(Dataset rows)
►

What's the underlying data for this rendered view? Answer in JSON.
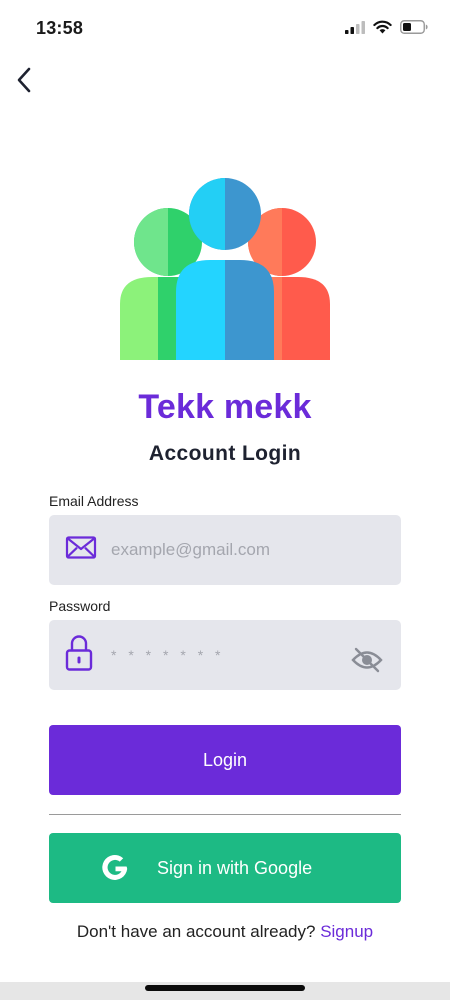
{
  "status_bar": {
    "time": "13:58",
    "icons": [
      "signal-icon",
      "wifi-icon",
      "battery-icon"
    ]
  },
  "nav": {
    "back_icon": "chevron-left-icon"
  },
  "logo": {
    "icon": "users-group-icon"
  },
  "app_title": "Tekk mekk",
  "page_title": "Account Login",
  "email": {
    "label": "Email Address",
    "placeholder": "example@gmail.com",
    "value": "",
    "icon": "envelope-icon"
  },
  "password": {
    "label": "Password",
    "placeholder": "* * * * * * *",
    "value": "",
    "icon": "lock-icon",
    "visibility_icon": "eye-off-icon"
  },
  "login_button": {
    "label": "Login"
  },
  "google_button": {
    "label": "Sign in with Google",
    "icon": "google-icon"
  },
  "signup": {
    "prompt": "Don't have an account already?",
    "link_label": "Signup"
  },
  "colors": {
    "primary": "#6b2bd9",
    "google": "#1dba84",
    "field_bg": "#e5e6ec"
  }
}
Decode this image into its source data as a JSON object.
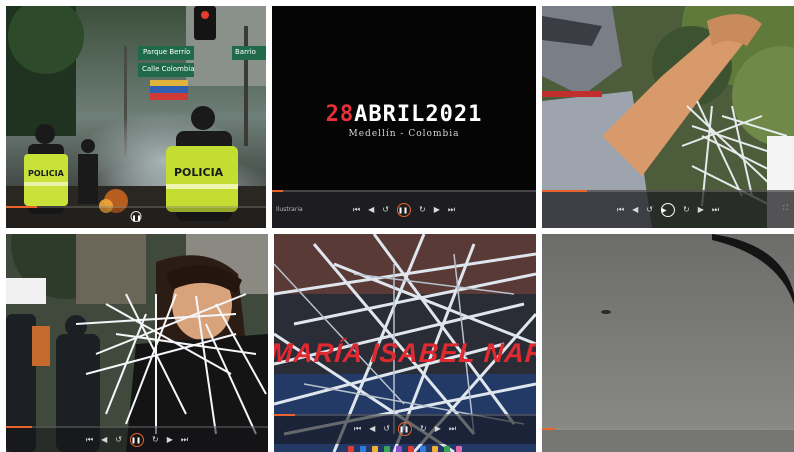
{
  "tiles": [
    {
      "scene": "street-protest-police",
      "sign_top": "Parque Berrío",
      "sign_bottom": "Calle Colombia",
      "sign_right": "Barrio",
      "vest_left": "POLICIA",
      "vest_right": "POLICIA",
      "progress": 0.12
    },
    {
      "scene": "title-card",
      "title_number": "28",
      "title_word": "ABRIL2021",
      "subtitle": "Medellín - Colombia",
      "bar_label": "Ilustraria",
      "progress": 0.04
    },
    {
      "scene": "raised-fist-zip-ties",
      "progress": 0.18
    },
    {
      "scene": "woman-zip-tie-mask",
      "progress": 0.1
    },
    {
      "scene": "zip-tie-sculpture",
      "name_banner": "MARÍA ISABEL NARAN",
      "progress": 0.08
    },
    {
      "scene": "overcast-sky-bird",
      "progress": 0.05
    }
  ],
  "controls": {
    "prev_icon": "skip-back-icon",
    "rewind_icon": "rewind-icon",
    "replay_icon": "replay-icon",
    "play_pause_icon": "pause-icon",
    "forward_icon": "forward-icon",
    "next_icon": "skip-forward-icon"
  },
  "colors": {
    "accent_orange": "#e8642c",
    "title_red": "#e6303a",
    "banner_red": "#e02a31"
  }
}
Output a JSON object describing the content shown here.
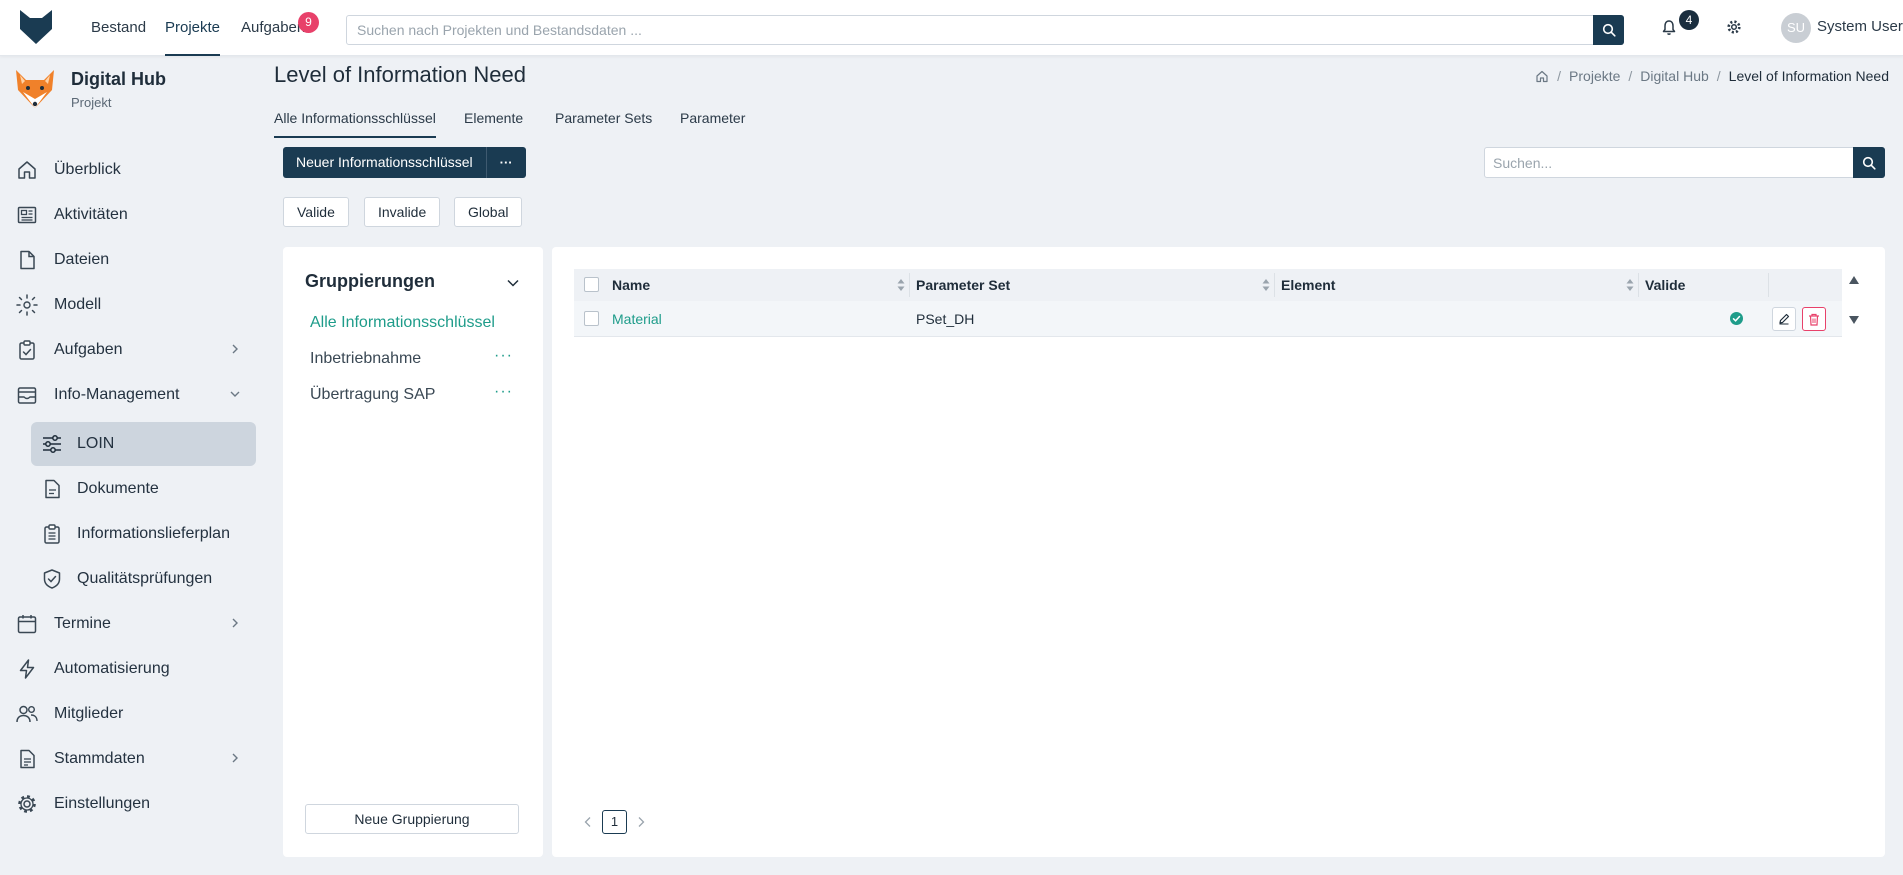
{
  "topbar": {
    "logo_icon": "fox-head-logo",
    "nav": [
      {
        "label": "Bestand"
      },
      {
        "label": "Projekte"
      },
      {
        "label": "Aufgaben",
        "badge": "9"
      }
    ],
    "search_placeholder": "Suchen nach Projekten und Bestandsdaten ...",
    "notification_count": "4",
    "user_initials": "SU",
    "user_name": "System User"
  },
  "project": {
    "name": "Digital Hub",
    "type": "Projekt"
  },
  "sidebar": {
    "items": [
      {
        "label": "Überblick",
        "icon": "home-icon"
      },
      {
        "label": "Aktivitäten",
        "icon": "newspaper-icon"
      },
      {
        "label": "Dateien",
        "icon": "file-icon"
      },
      {
        "label": "Modell",
        "icon": "model-cube-icon"
      },
      {
        "label": "Aufgaben",
        "icon": "clipboard-check-icon"
      },
      {
        "label": "Info-Management",
        "icon": "inbox-icon"
      },
      {
        "label": "Termine",
        "icon": "calendar-icon"
      },
      {
        "label": "Automatisierung",
        "icon": "lightning-icon"
      },
      {
        "label": "Mitglieder",
        "icon": "users-icon"
      },
      {
        "label": "Stammdaten",
        "icon": "document-list-icon"
      },
      {
        "label": "Einstellungen",
        "icon": "gear-icon"
      }
    ],
    "sub_items": [
      {
        "label": "LOIN",
        "icon": "sliders-icon"
      },
      {
        "label": "Dokumente",
        "icon": "document-icon"
      },
      {
        "label": "Informationslieferplan",
        "icon": "clipboard-list-icon"
      },
      {
        "label": "Qualitätsprüfungen",
        "icon": "shield-check-icon"
      }
    ]
  },
  "page": {
    "title": "Level of Information Need",
    "breadcrumb": [
      "Projekte",
      "Digital Hub",
      "Level of Information Need"
    ],
    "tabs": [
      "Alle Informationsschlüssel",
      "Elemente",
      "Parameter Sets",
      "Parameter"
    ],
    "new_button": "Neuer Informationsschlüssel",
    "more_button": "···",
    "filters": [
      "Valide",
      "Invalide",
      "Global"
    ],
    "search_placeholder": "Suchen..."
  },
  "groupings": {
    "title": "Gruppierungen",
    "items": [
      {
        "label": "Alle Informationsschlüssel"
      },
      {
        "label": "Inbetriebnahme",
        "dots": "···"
      },
      {
        "label": "Übertragung SAP",
        "dots": "···"
      }
    ],
    "new_button": "Neue Gruppierung"
  },
  "table": {
    "columns": [
      "Name",
      "Parameter Set",
      "Element",
      "Valide"
    ],
    "rows": [
      {
        "name": "Material",
        "parameter_set": "PSet_DH",
        "element": "",
        "valid": true
      }
    ],
    "page": "1"
  },
  "colors": {
    "primary": "#1a3b52",
    "accent": "#1e9c8a",
    "danger": "#e8416a",
    "background": "#eef1f5"
  }
}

◄

▶ Set problem:
Transcribe all the data word for word; the images stay out.

▶ Exercise answer:
What's the underlying data for this rendered view? Answer in JSON.
{
  "status_bar": {
    "time": "13:58",
    "icons": [
      "signal-icon",
      "wifi-icon",
      "battery-icon"
    ]
  },
  "nav": {
    "back_icon": "chevron-left-icon"
  },
  "logo": {
    "icon": "users-group-icon"
  },
  "app_title": "Tekk mekk",
  "page_title": "Account Login",
  "email": {
    "label": "Email Address",
    "placeholder": "example@gmail.com",
    "value": "",
    "icon": "envelope-icon"
  },
  "password": {
    "label": "Password",
    "placeholder": "* * * * * * *",
    "value": "",
    "icon": "lock-icon",
    "visibility_icon": "eye-off-icon"
  },
  "login_button": {
    "label": "Login"
  },
  "google_button": {
    "label": "Sign in with Google",
    "icon": "google-icon"
  },
  "signup": {
    "prompt": "Don't have an account already?",
    "link_label": "Signup"
  },
  "colors": {
    "primary": "#6b2bd9",
    "google": "#1dba84",
    "field_bg": "#e5e6ec"
  }
}
Decode this image into its source data as a JSON object.
{
  "tiles": [
    {
      "scene": "street-protest-police",
      "sign_top": "Parque Berrío",
      "sign_bottom": "Calle Colombia",
      "sign_right": "Barrio",
      "vest_left": "POLICIA",
      "vest_right": "POLICIA",
      "progress": 0.12
    },
    {
      "scene": "title-card",
      "title_number": "28",
      "title_word": "ABRIL2021",
      "subtitle": "Medellín - Colombia",
      "bar_label": "Ilustraria",
      "progress": 0.04
    },
    {
      "scene": "raised-fist-zip-ties",
      "progress": 0.18
    },
    {
      "scene": "woman-zip-tie-mask",
      "progress": 0.1
    },
    {
      "scene": "zip-tie-sculpture",
      "name_banner": "MARÍA ISABEL NARAN",
      "progress": 0.08
    },
    {
      "scene": "overcast-sky-bird",
      "progress": 0.05
    }
  ],
  "controls": {
    "prev_icon": "skip-back-icon",
    "rewind_icon": "rewind-icon",
    "replay_icon": "replay-icon",
    "play_pause_icon": "pause-icon",
    "forward_icon": "forward-icon",
    "next_icon": "skip-forward-icon"
  },
  "colors": {
    "accent_orange": "#e8642c",
    "title_red": "#e6303a",
    "banner_red": "#e02a31"
  }
}
Output a JSON object describing the content shown here.
{
  "topbar": {
    "logo_icon": "fox-head-logo",
    "nav": [
      {
        "label": "Bestand"
      },
      {
        "label": "Projekte"
      },
      {
        "label": "Aufgaben",
        "badge": "9"
      }
    ],
    "search_placeholder": "Suchen nach Projekten und Bestandsdaten ...",
    "notification_count": "4",
    "user_initials": "SU",
    "user_name": "System User"
  },
  "project": {
    "name": "Digital Hub",
    "type": "Projekt"
  },
  "sidebar": {
    "items": [
      {
        "label": "Überblick",
        "icon": "home-icon"
      },
      {
        "label": "Aktivitäten",
        "icon": "newspaper-icon"
      },
      {
        "label": "Dateien",
        "icon": "file-icon"
      },
      {
        "label": "Modell",
        "icon": "model-cube-icon"
      },
      {
        "label": "Aufgaben",
        "icon": "clipboard-check-icon"
      },
      {
        "label": "Info-Management",
        "icon": "inbox-icon"
      },
      {
        "label": "Termine",
        "icon": "calendar-icon"
      },
      {
        "label": "Automatisierung",
        "icon": "lightning-icon"
      },
      {
        "label": "Mitglieder",
        "icon": "users-icon"
      },
      {
        "label": "Stammdaten",
        "icon": "document-list-icon"
      },
      {
        "label": "Einstellungen",
        "icon": "gear-icon"
      }
    ],
    "sub_items": [
      {
        "label": "LOIN",
        "icon": "sliders-icon"
      },
      {
        "label": "Dokumente",
        "icon": "document-icon"
      },
      {
        "label": "Informationslieferplan",
        "icon": "clipboard-list-icon"
      },
      {
        "label": "Qualitätsprüfungen",
        "icon": "shield-check-icon"
      }
    ]
  },
  "page": {
    "title": "Level of Information Need",
    "breadcrumb": [
      "Projekte",
      "Digital Hub",
      "Level of Information Need"
    ],
    "tabs": [
      "Alle Informationsschlüssel",
      "Elemente",
      "Parameter Sets",
      "Parameter"
    ],
    "new_button": "Neuer Informationsschlüssel",
    "more_button": "···",
    "filters": [
      "Valide",
      "Invalide",
      "Global"
    ],
    "search_placeholder": "Suchen..."
  },
  "groupings": {
    "title": "Gruppierungen",
    "items": [
      {
        "label": "Alle Informationsschlüssel"
      },
      {
        "label": "Inbetriebnahme",
        "dots": "···"
      },
      {
        "label": "Übertragung SAP",
        "dots": "···"
      }
    ],
    "new_button": "Neue Gruppierung"
  },
  "table": {
    "columns": [
      "Name",
      "Parameter Set",
      "Element",
      "Valide"
    ],
    "rows": [
      {
        "name": "Material",
        "parameter_set": "PSet_DH",
        "element": "",
        "valid": true
      }
    ],
    "page": "1"
  },
  "colors": {
    "primary": "#1a3b52",
    "accent": "#1e9c8a",
    "danger": "#e8416a",
    "background": "#eef1f5"
  }
}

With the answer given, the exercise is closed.